* [Your objective]
Read the data and repeat it in full, exactly.
— Start Task input —
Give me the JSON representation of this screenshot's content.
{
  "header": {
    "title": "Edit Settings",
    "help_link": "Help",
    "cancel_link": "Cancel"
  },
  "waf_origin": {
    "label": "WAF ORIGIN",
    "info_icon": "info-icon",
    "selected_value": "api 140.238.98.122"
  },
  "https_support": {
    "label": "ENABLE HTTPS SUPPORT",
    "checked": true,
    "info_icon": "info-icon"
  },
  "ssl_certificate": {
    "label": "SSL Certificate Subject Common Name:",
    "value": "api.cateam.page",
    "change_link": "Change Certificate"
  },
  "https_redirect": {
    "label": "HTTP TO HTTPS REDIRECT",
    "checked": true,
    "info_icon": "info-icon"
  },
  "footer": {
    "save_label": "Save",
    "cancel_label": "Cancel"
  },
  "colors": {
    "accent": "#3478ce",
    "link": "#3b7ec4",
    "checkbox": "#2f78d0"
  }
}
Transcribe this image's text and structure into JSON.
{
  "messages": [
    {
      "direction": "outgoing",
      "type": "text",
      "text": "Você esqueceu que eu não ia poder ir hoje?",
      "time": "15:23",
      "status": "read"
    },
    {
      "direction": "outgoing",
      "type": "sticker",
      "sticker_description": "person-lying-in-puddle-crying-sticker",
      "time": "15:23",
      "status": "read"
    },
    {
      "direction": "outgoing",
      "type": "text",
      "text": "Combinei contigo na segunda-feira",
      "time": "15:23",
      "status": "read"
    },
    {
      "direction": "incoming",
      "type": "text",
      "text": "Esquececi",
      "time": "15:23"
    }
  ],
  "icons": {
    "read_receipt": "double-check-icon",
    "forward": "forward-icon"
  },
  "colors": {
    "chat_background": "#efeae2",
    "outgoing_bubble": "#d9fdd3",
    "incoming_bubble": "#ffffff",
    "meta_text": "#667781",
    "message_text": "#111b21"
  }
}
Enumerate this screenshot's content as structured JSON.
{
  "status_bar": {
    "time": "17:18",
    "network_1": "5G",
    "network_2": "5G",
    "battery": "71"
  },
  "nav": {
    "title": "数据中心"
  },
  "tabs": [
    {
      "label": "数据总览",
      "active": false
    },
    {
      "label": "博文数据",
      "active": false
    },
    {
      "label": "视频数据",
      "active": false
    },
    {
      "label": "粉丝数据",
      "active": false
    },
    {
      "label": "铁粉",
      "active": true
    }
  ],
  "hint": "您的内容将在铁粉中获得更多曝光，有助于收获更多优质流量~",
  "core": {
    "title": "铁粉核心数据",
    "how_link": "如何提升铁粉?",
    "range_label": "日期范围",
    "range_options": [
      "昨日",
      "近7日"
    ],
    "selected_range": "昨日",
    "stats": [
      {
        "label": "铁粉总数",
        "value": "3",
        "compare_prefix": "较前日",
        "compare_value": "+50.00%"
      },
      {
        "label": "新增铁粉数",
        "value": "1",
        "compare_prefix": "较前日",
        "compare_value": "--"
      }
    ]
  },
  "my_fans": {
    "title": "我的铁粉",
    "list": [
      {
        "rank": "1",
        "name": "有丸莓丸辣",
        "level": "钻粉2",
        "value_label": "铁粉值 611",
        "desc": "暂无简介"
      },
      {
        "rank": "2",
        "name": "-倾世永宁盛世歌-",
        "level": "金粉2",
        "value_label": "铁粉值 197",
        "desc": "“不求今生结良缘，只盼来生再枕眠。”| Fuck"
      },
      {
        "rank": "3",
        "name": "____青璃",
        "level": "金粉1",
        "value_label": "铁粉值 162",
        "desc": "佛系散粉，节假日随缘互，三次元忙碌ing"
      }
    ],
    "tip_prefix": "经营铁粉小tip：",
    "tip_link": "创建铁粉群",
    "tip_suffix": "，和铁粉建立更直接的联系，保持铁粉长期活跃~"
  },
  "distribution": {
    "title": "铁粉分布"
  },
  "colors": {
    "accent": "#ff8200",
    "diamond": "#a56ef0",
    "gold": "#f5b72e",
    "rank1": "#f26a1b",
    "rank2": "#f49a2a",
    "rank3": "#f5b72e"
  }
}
— End Task input —
* [Written answer]
Give me the JSON representation of this screenshot's content.
{
  "header": {
    "title": "Edit Settings",
    "help_link": "Help",
    "cancel_link": "Cancel"
  },
  "waf_origin": {
    "label": "WAF ORIGIN",
    "info_icon": "info-icon",
    "selected_value": "api 140.238.98.122"
  },
  "https_support": {
    "label": "ENABLE HTTPS SUPPORT",
    "checked": true,
    "info_icon": "info-icon"
  },
  "ssl_certificate": {
    "label": "SSL Certificate Subject Common Name:",
    "value": "api.cateam.page",
    "change_link": "Change Certificate"
  },
  "https_redirect": {
    "label": "HTTP TO HTTPS REDIRECT",
    "checked": true,
    "info_icon": "info-icon"
  },
  "footer": {
    "save_label": "Save",
    "cancel_label": "Cancel"
  },
  "colors": {
    "accent": "#3478ce",
    "link": "#3b7ec4",
    "checkbox": "#2f78d0"
  }
}
Transcribe this image's text and structure into JSON.
{
  "messages": [
    {
      "direction": "outgoing",
      "type": "text",
      "text": "Você esqueceu que eu não ia poder ir hoje?",
      "time": "15:23",
      "status": "read"
    },
    {
      "direction": "outgoing",
      "type": "sticker",
      "sticker_description": "person-lying-in-puddle-crying-sticker",
      "time": "15:23",
      "status": "read"
    },
    {
      "direction": "outgoing",
      "type": "text",
      "text": "Combinei contigo na segunda-feira",
      "time": "15:23",
      "status": "read"
    },
    {
      "direction": "incoming",
      "type": "text",
      "text": "Esquececi",
      "time": "15:23"
    }
  ],
  "icons": {
    "read_receipt": "double-check-icon",
    "forward": "forward-icon"
  },
  "colors": {
    "chat_background": "#efeae2",
    "outgoing_bubble": "#d9fdd3",
    "incoming_bubble": "#ffffff",
    "meta_text": "#667781",
    "message_text": "#111b21"
  }
}
Enumerate this screenshot's content as structured JSON.
{
  "status_bar": {
    "time": "17:18",
    "network_1": "5G",
    "network_2": "5G",
    "battery": "71"
  },
  "nav": {
    "title": "数据中心"
  },
  "tabs": [
    {
      "label": "数据总览",
      "active": false
    },
    {
      "label": "博文数据",
      "active": false
    },
    {
      "label": "视频数据",
      "active": false
    },
    {
      "label": "粉丝数据",
      "active": false
    },
    {
      "label": "铁粉",
      "active": true
    }
  ],
  "hint": "您的内容将在铁粉中获得更多曝光，有助于收获更多优质流量~",
  "core": {
    "title": "铁粉核心数据",
    "how_link": "如何提升铁粉?",
    "range_label": "日期范围",
    "range_options": [
      "昨日",
      "近7日"
    ],
    "selected_range": "昨日",
    "stats": [
      {
        "label": "铁粉总数",
        "value": "3",
        "compare_prefix": "较前日",
        "compare_value": "+50.00%"
      },
      {
        "label": "新增铁粉数",
        "value": "1",
        "compare_prefix": "较前日",
        "compare_value": "--"
      }
    ]
  },
  "my_fans": {
    "title": "我的铁粉",
    "list": [
      {
        "rank": "1",
        "name": "有丸莓丸辣",
        "level": "钻粉2",
        "value_label": "铁粉值 611",
        "desc": "暂无简介"
      },
      {
        "rank": "2",
        "name": "-倾世永宁盛世歌-",
        "level": "金粉2",
        "value_label": "铁粉值 197",
        "desc": "“不求今生结良缘，只盼来生再枕眠。”| Fuck"
      },
      {
        "rank": "3",
        "name": "____青璃",
        "level": "金粉1",
        "value_label": "铁粉值 162",
        "desc": "佛系散粉，节假日随缘互，三次元忙碌ing"
      }
    ],
    "tip_prefix": "经营铁粉小tip：",
    "tip_link": "创建铁粉群",
    "tip_suffix": "，和铁粉建立更直接的联系，保持铁粉长期活跃~"
  },
  "distribution": {
    "title": "铁粉分布"
  },
  "colors": {
    "accent": "#ff8200",
    "diamond": "#a56ef0",
    "gold": "#f5b72e",
    "rank1": "#f26a1b",
    "rank2": "#f49a2a",
    "rank3": "#f5b72e"
  }
}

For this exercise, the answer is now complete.